Moïse à Pharaon parut moins formidable.
« Reine, sors, a-t-il dit, de ce lieu redoutable,
D’où te bannit ton sexe et ton impiété.
Viens-tu du Dieu vivant braver la majesté ? »
La reine, alors sur lui jetant un œil farouche,
Pour blasphémer sans doute ouvrait déjà la bouche.
J’ignore si de Dieu l’ange se dévoilant
Est venu lui montrer un glaive étincelant ;
Mais sa langue en sa bouche à l’instant s’est glacée,
Et toute son audace a paru terrassée.
Ses yeux, comme effrayés, n’osaient se détourner ;
Surtout Éliacin paraissait l’étonner.

Josabeth.

Quoi donc ! Éliacin a paru devant elle ?

Athalie, suivie de son général Abner, paraît ; elle révèle en une langue digne de Corneille sa politique ; mais le remords l’agite sous la figure de ses songes.

C’était pendant l’horreur d’une profonde nuit ;
Ma mère Jézabel devant moi s’est montrée,
Comme au jour de sa mort pompeusement parée ;
Ses malheurs n’avaient point abattu sa fierté ;
Même elle avait encor cet éclat emprunté.
« Tremble, m’a-t-elle dit, fille digne de moi ;
Le cruel Dieu des Juifs l’emporte aussi sur toi.
Je te plains de tomber dans ses mains redoutables,
Ma fille. » En achevant ces mots épouvantables,
Son ombre vers mon lit a paru se baisser ;
Et moi, je lui tendais les mains pour l’embrasser…
Mais je n’ai plus trouvé qu’un horrible mélange
D’os et de chair meurtris, et traînés dans la fange,
Des lambeaux pleins de sang, et des membres affreux,
Que des chiens dévorants se disputaient entre eux.

Abner.

Grand Dieu !

Athalie.

Dans ce désordre à mes yeux se présente
Un jeune enfant couvert d’une robe éclatante,
Tels qu’on voit des Hébreux les prêtres revêtus.
Sa vue a ranimé mes esprits abattus ;
Mais lorsque, revenant de mon trouble funeste,
J’admirais sa douceur, son air noble et modeste,
J’ai senti tout à coup un homicide acier
Que le traître en mon sein a plongé tout entier…
De tant d’objets divers le bizarre assemblage
Peut-être du hasard vous paraît un ouvrage.

◆ ◆ ◆ ◆

* OBJECTIF DE LA TÂCHE
Donnez la suite de l'extrait consacré à Athalie, en reprenant juste après son dernier vers.

Données de placement des éléments

◆ ◆ ◆ ◆

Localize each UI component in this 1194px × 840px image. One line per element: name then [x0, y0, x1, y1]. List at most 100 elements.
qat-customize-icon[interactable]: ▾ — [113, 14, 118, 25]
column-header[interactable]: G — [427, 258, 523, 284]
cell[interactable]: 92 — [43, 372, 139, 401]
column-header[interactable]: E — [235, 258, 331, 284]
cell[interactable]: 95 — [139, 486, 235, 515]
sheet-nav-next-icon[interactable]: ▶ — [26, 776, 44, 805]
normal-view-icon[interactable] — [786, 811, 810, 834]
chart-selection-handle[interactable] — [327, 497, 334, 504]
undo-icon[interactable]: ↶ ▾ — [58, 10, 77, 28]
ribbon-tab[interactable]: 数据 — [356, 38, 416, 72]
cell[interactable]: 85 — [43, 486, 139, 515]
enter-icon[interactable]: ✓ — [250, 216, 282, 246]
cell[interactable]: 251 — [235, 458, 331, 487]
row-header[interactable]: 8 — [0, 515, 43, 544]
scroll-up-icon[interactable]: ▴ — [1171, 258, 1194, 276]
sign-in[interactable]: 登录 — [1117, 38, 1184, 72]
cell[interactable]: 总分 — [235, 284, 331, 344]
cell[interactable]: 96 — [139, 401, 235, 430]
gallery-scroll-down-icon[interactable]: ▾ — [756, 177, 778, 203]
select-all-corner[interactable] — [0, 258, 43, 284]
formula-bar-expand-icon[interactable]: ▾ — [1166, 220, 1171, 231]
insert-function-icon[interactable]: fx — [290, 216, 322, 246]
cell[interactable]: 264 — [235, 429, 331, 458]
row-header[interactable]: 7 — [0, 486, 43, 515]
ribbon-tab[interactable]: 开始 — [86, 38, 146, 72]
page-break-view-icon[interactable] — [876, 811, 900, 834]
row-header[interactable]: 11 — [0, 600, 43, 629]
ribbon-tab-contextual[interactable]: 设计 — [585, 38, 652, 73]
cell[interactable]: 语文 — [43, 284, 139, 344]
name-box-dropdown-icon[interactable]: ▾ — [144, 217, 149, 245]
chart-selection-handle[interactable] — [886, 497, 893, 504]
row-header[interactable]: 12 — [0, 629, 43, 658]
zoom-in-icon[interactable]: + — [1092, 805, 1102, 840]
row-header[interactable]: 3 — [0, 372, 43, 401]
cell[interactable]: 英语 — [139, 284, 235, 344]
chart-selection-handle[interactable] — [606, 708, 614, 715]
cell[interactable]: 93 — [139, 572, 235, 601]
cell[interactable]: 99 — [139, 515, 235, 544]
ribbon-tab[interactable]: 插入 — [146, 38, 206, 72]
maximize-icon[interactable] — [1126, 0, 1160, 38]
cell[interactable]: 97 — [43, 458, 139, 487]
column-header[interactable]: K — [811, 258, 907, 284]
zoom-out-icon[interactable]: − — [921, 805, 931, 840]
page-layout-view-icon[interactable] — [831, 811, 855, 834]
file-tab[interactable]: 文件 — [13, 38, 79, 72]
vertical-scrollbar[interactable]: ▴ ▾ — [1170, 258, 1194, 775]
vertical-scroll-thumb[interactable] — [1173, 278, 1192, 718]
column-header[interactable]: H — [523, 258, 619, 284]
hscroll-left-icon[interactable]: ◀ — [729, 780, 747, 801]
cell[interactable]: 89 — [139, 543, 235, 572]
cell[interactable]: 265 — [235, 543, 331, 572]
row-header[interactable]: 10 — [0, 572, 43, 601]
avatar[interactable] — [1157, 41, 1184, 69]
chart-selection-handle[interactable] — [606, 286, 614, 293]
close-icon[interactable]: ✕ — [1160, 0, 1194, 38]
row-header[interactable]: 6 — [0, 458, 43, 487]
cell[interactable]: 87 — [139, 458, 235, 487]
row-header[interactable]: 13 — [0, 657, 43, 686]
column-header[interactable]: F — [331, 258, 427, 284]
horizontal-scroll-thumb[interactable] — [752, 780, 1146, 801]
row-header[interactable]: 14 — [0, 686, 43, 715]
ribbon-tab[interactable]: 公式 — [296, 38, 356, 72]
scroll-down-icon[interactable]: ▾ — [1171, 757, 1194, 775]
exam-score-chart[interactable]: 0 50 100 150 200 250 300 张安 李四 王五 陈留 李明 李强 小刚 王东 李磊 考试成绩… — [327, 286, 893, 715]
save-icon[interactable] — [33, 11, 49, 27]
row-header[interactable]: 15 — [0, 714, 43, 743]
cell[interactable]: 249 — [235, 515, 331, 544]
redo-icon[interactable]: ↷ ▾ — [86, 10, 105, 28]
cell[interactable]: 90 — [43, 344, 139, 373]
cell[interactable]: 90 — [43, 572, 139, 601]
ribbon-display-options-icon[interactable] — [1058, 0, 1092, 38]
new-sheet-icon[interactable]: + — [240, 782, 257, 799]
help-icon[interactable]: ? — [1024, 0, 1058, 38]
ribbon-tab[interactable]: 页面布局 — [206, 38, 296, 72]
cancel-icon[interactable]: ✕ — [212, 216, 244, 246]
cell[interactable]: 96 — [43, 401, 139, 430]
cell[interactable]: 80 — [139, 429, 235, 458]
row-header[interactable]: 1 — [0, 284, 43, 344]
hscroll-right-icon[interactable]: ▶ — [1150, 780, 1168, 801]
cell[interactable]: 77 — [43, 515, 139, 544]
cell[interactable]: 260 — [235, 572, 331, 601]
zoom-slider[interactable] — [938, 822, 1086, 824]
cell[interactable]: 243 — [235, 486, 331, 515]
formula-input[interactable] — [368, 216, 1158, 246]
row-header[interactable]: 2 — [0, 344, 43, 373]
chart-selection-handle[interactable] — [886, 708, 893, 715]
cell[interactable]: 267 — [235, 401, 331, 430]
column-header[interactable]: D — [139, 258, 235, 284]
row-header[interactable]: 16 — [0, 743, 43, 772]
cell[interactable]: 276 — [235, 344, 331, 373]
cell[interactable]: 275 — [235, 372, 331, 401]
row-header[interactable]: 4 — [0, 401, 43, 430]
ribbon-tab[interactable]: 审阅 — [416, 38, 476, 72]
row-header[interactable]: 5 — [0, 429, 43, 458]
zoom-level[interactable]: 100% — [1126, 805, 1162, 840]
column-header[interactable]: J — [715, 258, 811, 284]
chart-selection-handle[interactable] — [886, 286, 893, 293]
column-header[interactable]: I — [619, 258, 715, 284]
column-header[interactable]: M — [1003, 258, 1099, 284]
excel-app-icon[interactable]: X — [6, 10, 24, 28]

◆ ◆ ◆ ◆

* RÉPONSE À L'EXERCICE
Moi-même, quelque temps honteuse de ma peur,
Je l’ai pris pour l’effet d’une sombre vapeur ;
Mais de ce souvenir mon âme possédée
À deux fois, en dormant, revu la même idée.
Deux fois mes tristes yeux se sont vu retracer
Ce même enfant, toujours tout prêt à me percer.
Lasse enfin des horreurs dont j’étais poursuivie,
J’allais prier Baal de veiller sur ma vie,
Et chercher du repos au pied de ses autels…
Que ne peut la frayeur sur l’esprit des mortels !
Dans le temple des Juifs un instinct m’a poussée,
Et d’apaiser leur Dieu j’ai conçu la pensée ;
J’ai cru que des présents calmeraient son courroux,
Que ce Dieu, quel qu’il soit, en deviendrait plus doux.
Pontife de Baal, excusez ma faiblesse.
J’entre : le peuple fuit, le sacrifice cesse ;
Le grand-prêtre vers moi s’avance avec fureur.
Pendant qu’il me parlait, ô surprise ! ô terreur !
J’ai vu ce même enfant dont je suis menacée,
Tel qu’un songe effrayant l’a peint à ma pensée.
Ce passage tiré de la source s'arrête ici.